►

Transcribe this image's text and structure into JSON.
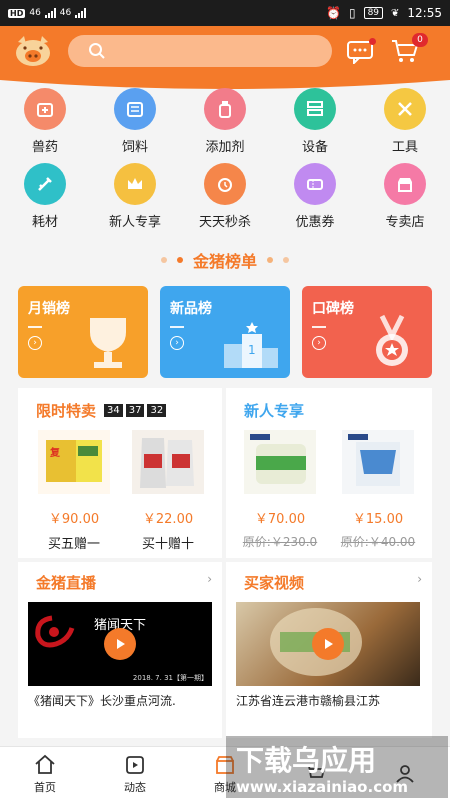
{
  "status_bar": {
    "left": "HD",
    "signal1": "46",
    "signal2": "46",
    "battery": "89",
    "time": "12:55"
  },
  "header": {
    "cart_count": "0"
  },
  "categories": [
    {
      "label": "兽药",
      "color": "#f58a6a",
      "icon": "medicine-box-icon"
    },
    {
      "label": "饲料",
      "color": "#5aa0f0",
      "icon": "feed-bag-icon"
    },
    {
      "label": "添加剂",
      "color": "#f27c8a",
      "icon": "bottle-icon"
    },
    {
      "label": "设备",
      "color": "#2dc29a",
      "icon": "server-icon"
    },
    {
      "label": "工具",
      "color": "#f5c842",
      "icon": "tools-icon"
    },
    {
      "label": "耗材",
      "color": "#2fc0c8",
      "icon": "syringe-icon"
    },
    {
      "label": "新人专享",
      "color": "#f5c040",
      "icon": "crown-icon"
    },
    {
      "label": "天天秒杀",
      "color": "#f5864a",
      "icon": "alarm-icon"
    },
    {
      "label": "优惠券",
      "color": "#c08af0",
      "icon": "coupon-icon"
    },
    {
      "label": "专卖店",
      "color": "#f57aa6",
      "icon": "store-icon"
    }
  ],
  "ranking": {
    "title": "金猪榜单",
    "cards": [
      {
        "label": "月销榜",
        "color": "#f7a02a",
        "icon": "trophy-icon"
      },
      {
        "label": "新品榜",
        "color": "#3fa6ee",
        "icon": "podium-icon"
      },
      {
        "label": "口碑榜",
        "color": "#f2624e",
        "icon": "medal-icon"
      }
    ]
  },
  "flash_sale": {
    "title": "限时特卖",
    "timer": [
      "34",
      "37",
      "32"
    ],
    "products": [
      {
        "price": "￥90.00",
        "promo": "买五赠一"
      },
      {
        "price": "￥22.00",
        "promo": "买十赠十"
      }
    ]
  },
  "newcomer": {
    "title": "新人专享",
    "products": [
      {
        "price": "￥70.00",
        "orig": "原价:￥230.0"
      },
      {
        "price": "￥15.00",
        "orig": "原价:￥40.00"
      }
    ]
  },
  "live": {
    "title": "金猪直播",
    "caption": "《猪闻天下》长沙重点河流.",
    "video_title": "猪闻天下",
    "video_date": "2018. 7. 31【第一期】"
  },
  "buyer_video": {
    "title": "买家视频",
    "caption": "江苏省连云港市赣榆县江苏"
  },
  "bottom_nav": [
    {
      "label": "首页",
      "icon": "home-icon"
    },
    {
      "label": "动态",
      "icon": "play-square-icon"
    },
    {
      "label": "商城",
      "icon": "shop-icon"
    },
    {
      "label": "",
      "icon": "cart-icon"
    },
    {
      "label": "",
      "icon": "user-icon"
    }
  ],
  "watermark": {
    "title": "下载乌应用",
    "url": "www.xiazainiao.com"
  }
}
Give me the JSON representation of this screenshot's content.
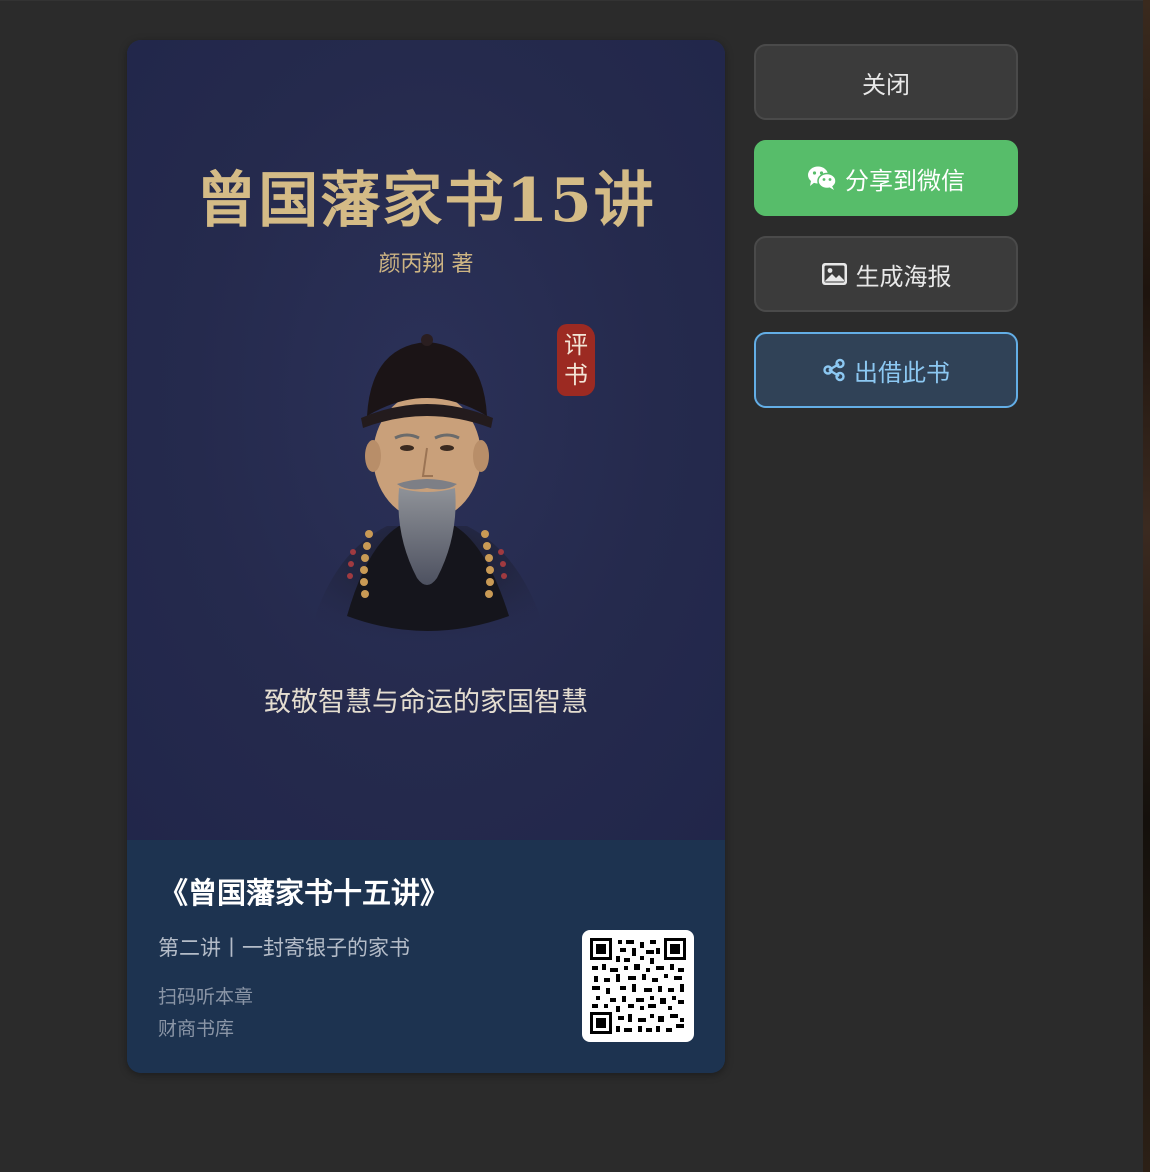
{
  "cover": {
    "title": "曾国藩家书15讲",
    "author": "颜丙翔 著",
    "seal": "评书",
    "slogan": "致敬智慧与命运的家国智慧"
  },
  "card": {
    "book_title": "《曾国藩家书十五讲》",
    "chapter": "第二讲丨一封寄银子的家书",
    "scan_hint": "扫码听本章",
    "publisher": "财商书库"
  },
  "actions": {
    "close_label": "关闭",
    "wechat_label": "分享到微信",
    "poster_label": "生成海报",
    "lend_label": "出借此书"
  },
  "icons": {
    "wechat": "wechat-icon",
    "poster": "image-icon",
    "lend": "share-nodes-icon"
  },
  "colors": {
    "background": "#2b2b2b",
    "cover_bg": "#252a4d",
    "cover_gold": "#d4bb86",
    "info_bg": "#1d3350",
    "wechat_green": "#57bd6a",
    "lend_border": "#63aee6",
    "lend_text": "#8cc8f2"
  }
}
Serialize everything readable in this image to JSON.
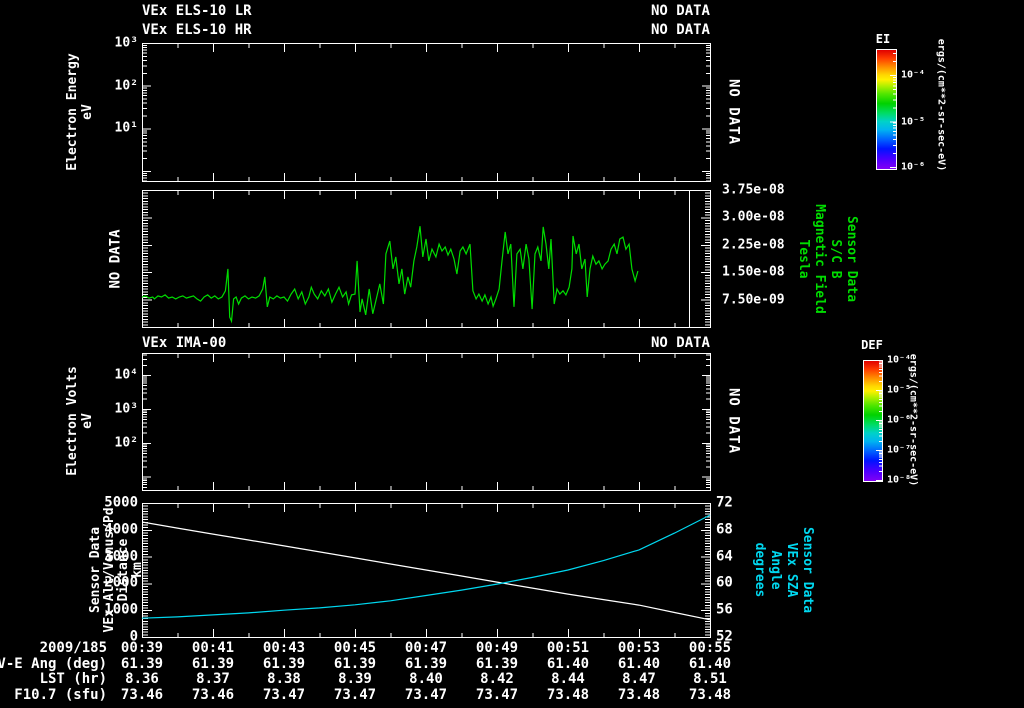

◄

Exercise directions:
Leave out the pictures and print each record exactly as it stands.

The solution:
Transcribe this image's text and structure into JSON.
{
  "status_bar": {
    "left": "HD",
    "signal1": "46",
    "signal2": "46",
    "battery": "89",
    "time": "12:55"
  },
  "header": {
    "cart_count": "0"
  },
  "categories": [
    {
      "label": "兽药",
      "color": "#f58a6a",
      "icon": "medicine-box-icon"
    },
    {
      "label": "饲料",
      "color": "#5aa0f0",
      "icon": "feed-bag-icon"
    },
    {
      "label": "添加剂",
      "color": "#f27c8a",
      "icon": "bottle-icon"
    },
    {
      "label": "设备",
      "color": "#2dc29a",
      "icon": "server-icon"
    },
    {
      "label": "工具",
      "color": "#f5c842",
      "icon": "tools-icon"
    },
    {
      "label": "耗材",
      "color": "#2fc0c8",
      "icon": "syringe-icon"
    },
    {
      "label": "新人专享",
      "color": "#f5c040",
      "icon": "crown-icon"
    },
    {
      "label": "天天秒杀",
      "color": "#f5864a",
      "icon": "alarm-icon"
    },
    {
      "label": "优惠券",
      "color": "#c08af0",
      "icon": "coupon-icon"
    },
    {
      "label": "专卖店",
      "color": "#f57aa6",
      "icon": "store-icon"
    }
  ],
  "ranking": {
    "title": "金猪榜单",
    "cards": [
      {
        "label": "月销榜",
        "color": "#f7a02a",
        "icon": "trophy-icon"
      },
      {
        "label": "新品榜",
        "color": "#3fa6ee",
        "icon": "podium-icon"
      },
      {
        "label": "口碑榜",
        "color": "#f2624e",
        "icon": "medal-icon"
      }
    ]
  },
  "flash_sale": {
    "title": "限时特卖",
    "timer": [
      "34",
      "37",
      "32"
    ],
    "products": [
      {
        "price": "￥90.00",
        "promo": "买五赠一"
      },
      {
        "price": "￥22.00",
        "promo": "买十赠十"
      }
    ]
  },
  "newcomer": {
    "title": "新人专享",
    "products": [
      {
        "price": "￥70.00",
        "orig": "原价:￥230.0"
      },
      {
        "price": "￥15.00",
        "orig": "原价:￥40.00"
      }
    ]
  },
  "live": {
    "title": "金猪直播",
    "caption": "《猪闻天下》长沙重点河流.",
    "video_title": "猪闻天下",
    "video_date": "2018. 7. 31【第一期】"
  },
  "buyer_video": {
    "title": "买家视频",
    "caption": "江苏省连云港市赣榆县江苏"
  },
  "bottom_nav": [
    {
      "label": "首页",
      "icon": "home-icon"
    },
    {
      "label": "动态",
      "icon": "play-square-icon"
    },
    {
      "label": "商城",
      "icon": "shop-icon"
    },
    {
      "label": "",
      "icon": "cart-icon"
    },
    {
      "label": "",
      "icon": "user-icon"
    }
  ],
  "watermark": {
    "title": "下载乌应用",
    "url": "www.xiazainiao.com"
  }
}
Give me the JSON representation of this screenshot's content.
{
  "cover": {
    "title": "曾国藩家书15讲",
    "author": "颜丙翔 著",
    "seal": "评书",
    "slogan": "致敬智慧与命运的家国智慧"
  },
  "card": {
    "book_title": "《曾国藩家书十五讲》",
    "chapter": "第二讲丨一封寄银子的家书",
    "scan_hint": "扫码听本章",
    "publisher": "财商书库"
  },
  "actions": {
    "close_label": "关闭",
    "wechat_label": "分享到微信",
    "poster_label": "生成海报",
    "lend_label": "出借此书"
  },
  "icons": {
    "wechat": "wechat-icon",
    "poster": "image-icon",
    "lend": "share-nodes-icon"
  },
  "colors": {
    "background": "#2b2b2b",
    "cover_bg": "#252a4d",
    "cover_gold": "#d4bb86",
    "info_bg": "#1d3350",
    "wechat_green": "#57bd6a",
    "lend_border": "#63aee6",
    "lend_text": "#8cc8f2"
  }
}
Serialize everything readable in this image to JSON.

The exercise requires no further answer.